§ Text passage
'''
# The new 2015 Obsession Delta Six!



## Cole Henry (Nov 28, 2014)

Being that I am a short draw at 27.5 this bow definitely has my attention! Good specs for anyone out there with a short draw length that likes a compact bow size. It also looks to have a pretty long riser length so it might hold on target better than most short axle to axle bows. Lets see what the new Fusion 6 & 7 look like released on December 8th, these will probably be more popular.


----------



## Bow Only (Nov 28, 2014)

To keep on topic, the Delta 6 draws smoother than a Sniper GT.  It's also about 12 fps faster.


----------



## Soybean (Nov 29, 2014)

can somebody explain the perfex DS?  ive never been a fan of the slotted draw stop design.


----------



## BlackEagle (Nov 29, 2014)

Price?


----------



## pasinthrough (Nov 29, 2014)

NeverDetectedAlwaysLethal said:


> Price?



$999 for the draw specific line of bows, $899 for the others and $1499 for the shoot thru.  The DS cams are 7075 alloy so that's the increase in price.  The module bows are the same price as last year.



Soybean said:


> can somebody explain the perfex DS?  ive never been a fan of the slotted draw stop design.



Cam stop on the "module" side.  Adjustable type stop that allows for more tuning than previous models.


----------



## Cole Henry (Nov 30, 2014)

What are the advantages of the 7075 alloy?


----------



## Smackem (Nov 30, 2014)

Cole Henry said:


> What are the advantages of the 7075 alloy?



It's just a different grade of aircraft aluminum. I've dealt with it a lot in my days of CNC machining and tool & die work. 

That said, I can't think of any logical reason to use it over 6061, absolutely none at all. 7075 is a bit stronger, but 6061 will still handle the job.


----------



## Smackem (Nov 30, 2014)

pasinthrough said:


> The DS cams are 7075 alloy so that's the increase in price.



If they have to increase the price that much to make up the difference on that little bit of aluminum, then 1 of 2 things is going on....

1- they are buying their metal from the WRONG place

OR

2- kool-aid (ala Mathews)


----------



## Cole Henry (Nov 30, 2014)

$999 does seem a little pricey.. I guess they all are these days


----------



## Smackem (Nov 30, 2014)

Cole Henry said:


> $999 does seem a little pricey.. I guess they all are these days



yes, considering it only takes about $50 worth of aluminum to make one.


----------



## SWWTV (Nov 30, 2014)

The 7075 is stronger we made the cam bigger and lighter the Fusion cam is about 10 fps on average faster. As for as cost the cams do cost more for metal  no a lot but more. The patents that were filed and engineering cost  a lot more . Most our new bows did not go up in cost. Obsession stayed on top with most national reviews and in the top three in some cases. All bow companies spend a small fortune for design engineering , patents , Lic. Agreements and machining let alone the overhead . You can only imagine the insurance cost as companies grow. These statements are for all companies that are chasing for the top spot.
'''
§ What you need to do
In the Obsession Delta Six thread, what alloy are the DS cams made of? Please answer in a few words.

§ Data section
'''
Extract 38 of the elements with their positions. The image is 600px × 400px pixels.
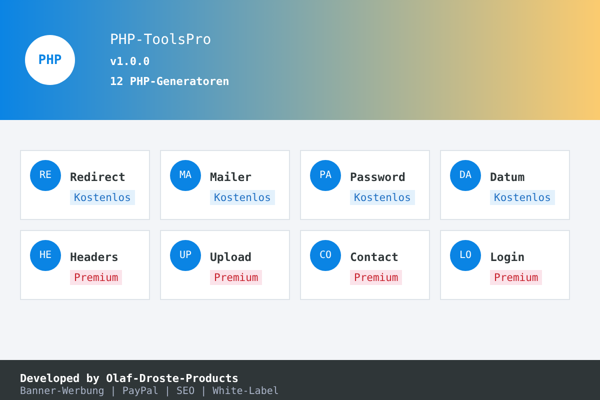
'''
§ The output
7075 alloy